(Figure collection entries)
● ● ● ●

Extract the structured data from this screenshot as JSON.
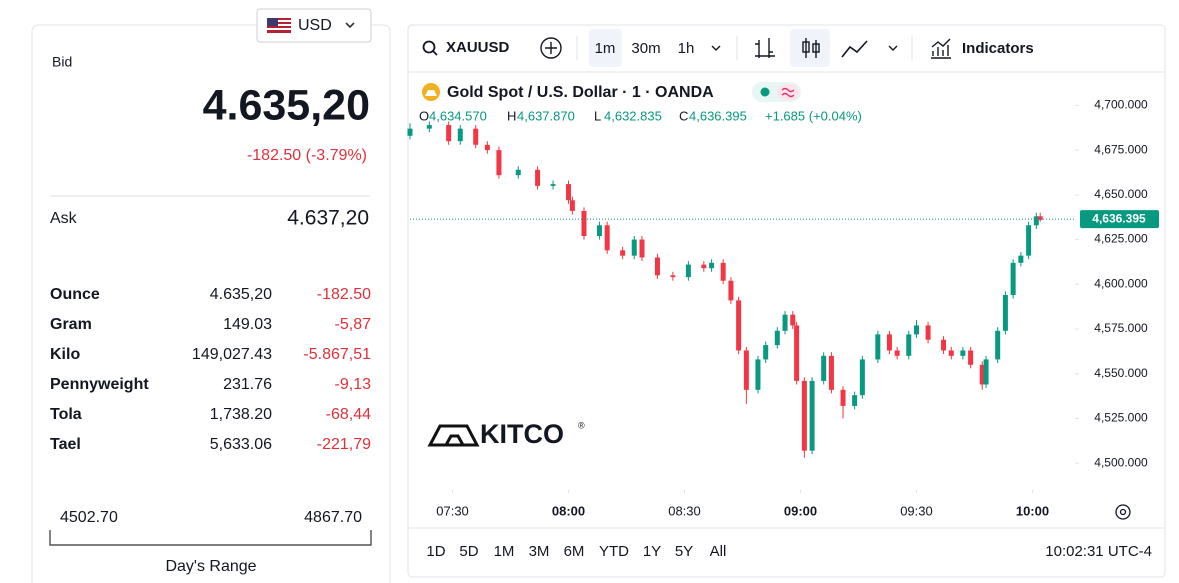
{
  "currency": "USD",
  "bid": {
    "label": "Bid",
    "value": "4.635,20",
    "change": "-182.50 (-3.79%)"
  },
  "ask": {
    "label": "Ask",
    "value": "4.637,20"
  },
  "units": [
    [
      "Ounce",
      "4.635,20",
      "-182.50"
    ],
    [
      "Gram",
      "149.03",
      "-5,87"
    ],
    [
      "Kilo",
      "149,027.43",
      "-5.867,51"
    ],
    [
      "Pennyweight",
      "231.76",
      "-9,13"
    ],
    [
      "Tola",
      "1,738.20",
      "-68,44"
    ],
    [
      "Tael",
      "5,633.06",
      "-221,79"
    ]
  ],
  "day_range": {
    "low": "4502.70",
    "high": "4867.70",
    "label": "Day's Range"
  },
  "toolbar": {
    "symbol": "XAUUSD",
    "intervals": [
      "1m",
      "30m",
      "1h"
    ],
    "indicators": "Indicators"
  },
  "ohlc": [
    {
      "label": "O",
      "value": "4,634.570"
    },
    {
      "label": "H",
      "value": "4,637.870"
    },
    {
      "label": "L",
      "value": "4,632.835"
    },
    {
      "label": "C",
      "value": "4,636.395"
    }
  ],
  "ohlc_change": "+1.685 (+0.04%)",
  "watermark": "KITCO",
  "watermark_mark": "®",
  "ranges": [
    "1D",
    "5D",
    "1M",
    "3M",
    "6M",
    "YTD",
    "1Y",
    "5Y",
    "All"
  ],
  "clock": "10:02:31 UTC-4",
  "chart_data": {
    "type": "candlestick",
    "title": "Gold Spot / U.S. Dollar · 1 · OANDA",
    "up_color": "#089981",
    "down_color": "#f23645",
    "grid": false,
    "x": [
      "07:19",
      "07:24",
      "07:29",
      "07:32",
      "07:36",
      "07:39",
      "07:42",
      "07:47",
      "07:52",
      "07:56",
      "08:00",
      "08:01",
      "08:04",
      "08:08",
      "08:10",
      "08:14",
      "08:17",
      "08:19",
      "08:23",
      "08:27",
      "08:31",
      "08:35",
      "08:37",
      "08:40",
      "08:42",
      "08:44",
      "08:46",
      "08:49",
      "08:51",
      "08:54",
      "08:56",
      "08:58",
      "08:59",
      "09:01",
      "09:03",
      "09:06",
      "09:08",
      "09:11",
      "09:14",
      "09:16",
      "09:20",
      "09:23",
      "09:25",
      "09:28",
      "09:30",
      "09:33",
      "09:37",
      "09:39",
      "09:42",
      "09:44",
      "09:47",
      "09:48",
      "09:51",
      "09:53",
      "09:55",
      "09:57",
      "09:59",
      "10:01",
      "10:02"
    ],
    "open": [
      4683,
      4687,
      4689,
      4680,
      4687,
      4678,
      4675,
      4661,
      4664,
      4655,
      4656,
      4647,
      4641,
      4627,
      4633,
      4619,
      4616,
      4625,
      4615,
      4605,
      4604,
      4611,
      4609,
      4612,
      4602,
      4591,
      4563,
      4541,
      4558,
      4566,
      4574,
      4583,
      4577,
      4546,
      4507,
      4546,
      4560,
      4541,
      4532,
      4538,
      4558,
      4572,
      4563,
      4560,
      4572,
      4577,
      4569,
      4563,
      4560,
      4563,
      4555,
      4544,
      4558,
      4574,
      4594,
      4612,
      4616,
      4633,
      4638
    ],
    "high": [
      4690,
      4691,
      4691,
      4689,
      4689,
      4680,
      4677,
      4666,
      4666,
      4658,
      4658,
      4649,
      4643,
      4635,
      4635,
      4621,
      4627,
      4627,
      4617,
      4607,
      4613,
      4613,
      4614,
      4614,
      4604,
      4593,
      4565,
      4560,
      4568,
      4576,
      4585,
      4585,
      4579,
      4548,
      4548,
      4562,
      4562,
      4543,
      4540,
      4560,
      4574,
      4574,
      4565,
      4574,
      4580,
      4579,
      4571,
      4565,
      4565,
      4565,
      4557,
      4560,
      4576,
      4596,
      4614,
      4618,
      4635,
      4640,
      4640
    ],
    "low": [
      4681,
      4685,
      4678,
      4678,
      4676,
      4673,
      4659,
      4659,
      4653,
      4653,
      4645,
      4639,
      4625,
      4625,
      4617,
      4614,
      4614,
      4613,
      4603,
      4602,
      4602,
      4607,
      4607,
      4600,
      4589,
      4561,
      4533,
      4539,
      4556,
      4564,
      4572,
      4575,
      4544,
      4503,
      4505,
      4544,
      4539,
      4525,
      4530,
      4536,
      4556,
      4561,
      4558,
      4558,
      4570,
      4567,
      4561,
      4558,
      4558,
      4553,
      4541,
      4542,
      4556,
      4572,
      4592,
      4610,
      4614,
      4631,
      4635
    ],
    "close": [
      4687,
      4689,
      4680,
      4687,
      4678,
      4675,
      4661,
      4664,
      4655,
      4656,
      4647,
      4641,
      4627,
      4633,
      4619,
      4616,
      4625,
      4615,
      4605,
      4604,
      4611,
      4609,
      4612,
      4602,
      4591,
      4563,
      4541,
      4558,
      4566,
      4574,
      4583,
      4577,
      4546,
      4507,
      4546,
      4560,
      4541,
      4532,
      4538,
      4558,
      4572,
      4563,
      4560,
      4572,
      4577,
      4569,
      4563,
      4560,
      4563,
      4555,
      4544,
      4558,
      4574,
      4594,
      4612,
      4616,
      4633,
      4638,
      4636
    ],
    "xlim": [
      "07:19",
      "10:11"
    ],
    "xticks": [
      "07:30",
      "08:00",
      "08:30",
      "09:00",
      "09:30",
      "10:00"
    ],
    "ylim": [
      4485,
      4717
    ],
    "yticks": [
      {
        "value": 4500,
        "label": "4,500.000"
      },
      {
        "value": 4525,
        "label": "4,525.000"
      },
      {
        "value": 4550,
        "label": "4,550.000"
      },
      {
        "value": 4575,
        "label": "4,575.000"
      },
      {
        "value": 4600,
        "label": "4,600.000"
      },
      {
        "value": 4625,
        "label": "4,625.000"
      },
      {
        "value": 4650,
        "label": "4,650.000"
      },
      {
        "value": 4675,
        "label": "4,675.000"
      },
      {
        "value": 4700,
        "label": "4,700.000"
      }
    ],
    "last_price": {
      "value": 4636.395,
      "label": "4,636.395"
    }
  }
}
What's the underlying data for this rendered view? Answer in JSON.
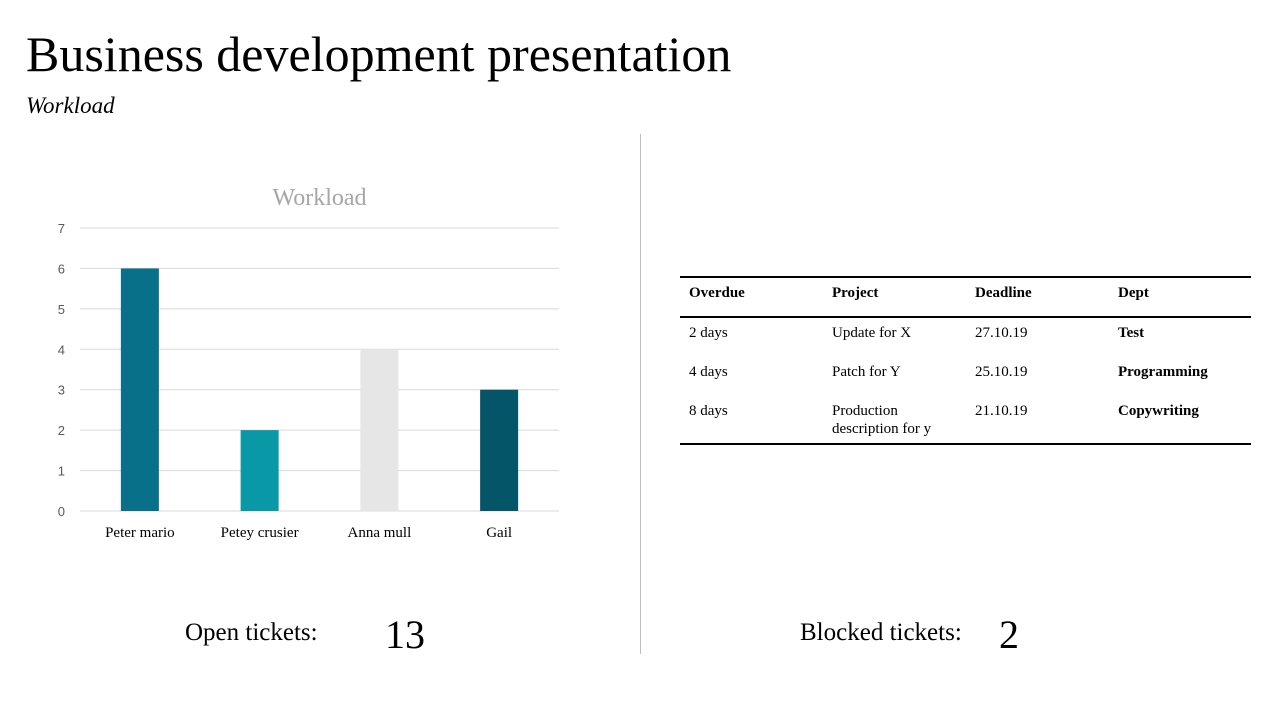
{
  "slide": {
    "title": "Business development presentation",
    "subtitle": "Workload"
  },
  "chart_data": {
    "type": "bar",
    "title": "Workload",
    "categories": [
      "Peter mario",
      "Petey crusier",
      "Anna mull",
      "Gail"
    ],
    "values": [
      6,
      2,
      4,
      3
    ],
    "colors": [
      "#087189",
      "#0898a6",
      "#e6e6e6",
      "#055569"
    ],
    "ylim": [
      0,
      7
    ],
    "yticks": [
      0,
      1,
      2,
      3,
      4,
      5,
      6,
      7
    ],
    "grid": true,
    "xlabel": "",
    "ylabel": ""
  },
  "table": {
    "headers": [
      "Overdue",
      "Project",
      "Deadline",
      "Dept"
    ],
    "rows": [
      [
        "2 days",
        "Update for X",
        "27.10.19",
        "Test"
      ],
      [
        "4 days",
        "Patch for Y",
        "25.10.19",
        "Programming"
      ],
      [
        "8 days",
        "Production description for y",
        "21.10.19",
        "Copywriting"
      ]
    ]
  },
  "kpis": {
    "open_label": "Open tickets:",
    "open_value": "13",
    "blocked_label": "Blocked tickets:",
    "blocked_value": "2"
  }
}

● ● ● ●

> Given request
Without the pictures, repeat the listing above exactly.

> The solution
Extract the structured data from this screenshot as JSON.
{
  "currency": "USD",
  "bid": {
    "label": "Bid",
    "value": "4.635,20",
    "change": "-182.50 (-3.79%)"
  },
  "ask": {
    "label": "Ask",
    "value": "4.637,20"
  },
  "units": [
    [
      "Ounce",
      "4.635,20",
      "-182.50"
    ],
    [
      "Gram",
      "149.03",
      "-5,87"
    ],
    [
      "Kilo",
      "149,027.43",
      "-5.867,51"
    ],
    [
      "Pennyweight",
      "231.76",
      "-9,13"
    ],
    [
      "Tola",
      "1,738.20",
      "-68,44"
    ],
    [
      "Tael",
      "5,633.06",
      "-221,79"
    ]
  ],
  "day_range": {
    "low": "4502.70",
    "high": "4867.70",
    "label": "Day's Range"
  },
  "toolbar": {
    "symbol": "XAUUSD",
    "intervals": [
      "1m",
      "30m",
      "1h"
    ],
    "indicators": "Indicators"
  },
  "ohlc": [
    {
      "label": "O",
      "value": "4,634.570"
    },
    {
      "label": "H",
      "value": "4,637.870"
    },
    {
      "label": "L",
      "value": "4,632.835"
    },
    {
      "label": "C",
      "value": "4,636.395"
    }
  ],
  "ohlc_change": "+1.685 (+0.04%)",
  "watermark": "KITCO",
  "watermark_mark": "®",
  "ranges": [
    "1D",
    "5D",
    "1M",
    "3M",
    "6M",
    "YTD",
    "1Y",
    "5Y",
    "All"
  ],
  "clock": "10:02:31 UTC-4",
  "chart_data": {
    "type": "candlestick",
    "title": "Gold Spot / U.S. Dollar · 1 · OANDA",
    "up_color": "#089981",
    "down_color": "#f23645",
    "grid": false,
    "x": [
      "07:19",
      "07:24",
      "07:29",
      "07:32",
      "07:36",
      "07:39",
      "07:42",
      "07:47",
      "07:52",
      "07:56",
      "08:00",
      "08:01",
      "08:04",
      "08:08",
      "08:10",
      "08:14",
      "08:17",
      "08:19",
      "08:23",
      "08:27",
      "08:31",
      "08:35",
      "08:37",
      "08:40",
      "08:42",
      "08:44",
      "08:46",
      "08:49",
      "08:51",
      "08:54",
      "08:56",
      "08:58",
      "08:59",
      "09:01",
      "09:03",
      "09:06",
      "09:08",
      "09:11",
      "09:14",
      "09:16",
      "09:20",
      "09:23",
      "09:25",
      "09:28",
      "09:30",
      "09:33",
      "09:37",
      "09:39",
      "09:42",
      "09:44",
      "09:47",
      "09:48",
      "09:51",
      "09:53",
      "09:55",
      "09:57",
      "09:59",
      "10:01",
      "10:02"
    ],
    "open": [
      4683,
      4687,
      4689,
      4680,
      4687,
      4678,
      4675,
      4661,
      4664,
      4655,
      4656,
      4647,
      4641,
      4627,
      4633,
      4619,
      4616,
      4625,
      4615,
      4605,
      4604,
      4611,
      4609,
      4612,
      4602,
      4591,
      4563,
      4541,
      4558,
      4566,
      4574,
      4583,
      4577,
      4546,
      4507,
      4546,
      4560,
      4541,
      4532,
      4538,
      4558,
      4572,
      4563,
      4560,
      4572,
      4577,
      4569,
      4563,
      4560,
      4563,
      4555,
      4544,
      4558,
      4574,
      4594,
      4612,
      4616,
      4633,
      4638
    ],
    "high": [
      4690,
      4691,
      4691,
      4689,
      4689,
      4680,
      4677,
      4666,
      4666,
      4658,
      4658,
      4649,
      4643,
      4635,
      4635,
      4621,
      4627,
      4627,
      4617,
      4607,
      4613,
      4613,
      4614,
      4614,
      4604,
      4593,
      4565,
      4560,
      4568,
      4576,
      4585,
      4585,
      4579,
      4548,
      4548,
      4562,
      4562,
      4543,
      4540,
      4560,
      4574,
      4574,
      4565,
      4574,
      4580,
      4579,
      4571,
      4565,
      4565,
      4565,
      4557,
      4560,
      4576,
      4596,
      4614,
      4618,
      4635,
      4640,
      4640
    ],
    "low": [
      4681,
      4685,
      4678,
      4678,
      4676,
      4673,
      4659,
      4659,
      4653,
      4653,
      4645,
      4639,
      4625,
      4625,
      4617,
      4614,
      4614,
      4613,
      4603,
      4602,
      4602,
      4607,
      4607,
      4600,
      4589,
      4561,
      4533,
      4539,
      4556,
      4564,
      4572,
      4575,
      4544,
      4503,
      4505,
      4544,
      4539,
      4525,
      4530,
      4536,
      4556,
      4561,
      4558,
      4558,
      4570,
      4567,
      4561,
      4558,
      4558,
      4553,
      4541,
      4542,
      4556,
      4572,
      4592,
      4610,
      4614,
      4631,
      4635
    ],
    "close": [
      4687,
      4689,
      4680,
      4687,
      4678,
      4675,
      4661,
      4664,
      4655,
      4656,
      4647,
      4641,
      4627,
      4633,
      4619,
      4616,
      4625,
      4615,
      4605,
      4604,
      4611,
      4609,
      4612,
      4602,
      4591,
      4563,
      4541,
      4558,
      4566,
      4574,
      4583,
      4577,
      4546,
      4507,
      4546,
      4560,
      4541,
      4532,
      4538,
      4558,
      4572,
      4563,
      4560,
      4572,
      4577,
      4569,
      4563,
      4560,
      4563,
      4555,
      4544,
      4558,
      4574,
      4594,
      4612,
      4616,
      4633,
      4638,
      4636
    ],
    "xlim": [
      "07:19",
      "10:11"
    ],
    "xticks": [
      "07:30",
      "08:00",
      "08:30",
      "09:00",
      "09:30",
      "10:00"
    ],
    "ylim": [
      4485,
      4717
    ],
    "yticks": [
      {
        "value": 4500,
        "label": "4,500.000"
      },
      {
        "value": 4525,
        "label": "4,525.000"
      },
      {
        "value": 4550,
        "label": "4,550.000"
      },
      {
        "value": 4575,
        "label": "4,575.000"
      },
      {
        "value": 4600,
        "label": "4,600.000"
      },
      {
        "value": 4625,
        "label": "4,625.000"
      },
      {
        "value": 4650,
        "label": "4,650.000"
      },
      {
        "value": 4675,
        "label": "4,675.000"
      },
      {
        "value": 4700,
        "label": "4,700.000"
      }
    ],
    "last_price": {
      "value": 4636.395,
      "label": "4,636.395"
    }
  }
}
What's the underlying data for this rendered view? Answer in JSON.
{
  "slide": {
    "title": "Business development presentation",
    "subtitle": "Workload"
  },
  "chart_data": {
    "type": "bar",
    "title": "Workload",
    "categories": [
      "Peter mario",
      "Petey crusier",
      "Anna mull",
      "Gail"
    ],
    "values": [
      6,
      2,
      4,
      3
    ],
    "colors": [
      "#087189",
      "#0898a6",
      "#e6e6e6",
      "#055569"
    ],
    "ylim": [
      0,
      7
    ],
    "yticks": [
      0,
      1,
      2,
      3,
      4,
      5,
      6,
      7
    ],
    "grid": true,
    "xlabel": "",
    "ylabel": ""
  },
  "table": {
    "headers": [
      "Overdue",
      "Project",
      "Deadline",
      "Dept"
    ],
    "rows": [
      [
        "2 days",
        "Update for X",
        "27.10.19",
        "Test"
      ],
      [
        "4 days",
        "Patch for Y",
        "25.10.19",
        "Programming"
      ],
      [
        "8 days",
        "Production description for y",
        "21.10.19",
        "Copywriting"
      ]
    ]
  },
  "kpis": {
    "open_label": "Open tickets:",
    "open_value": "13",
    "blocked_label": "Blocked tickets:",
    "blocked_value": "2"
  }
}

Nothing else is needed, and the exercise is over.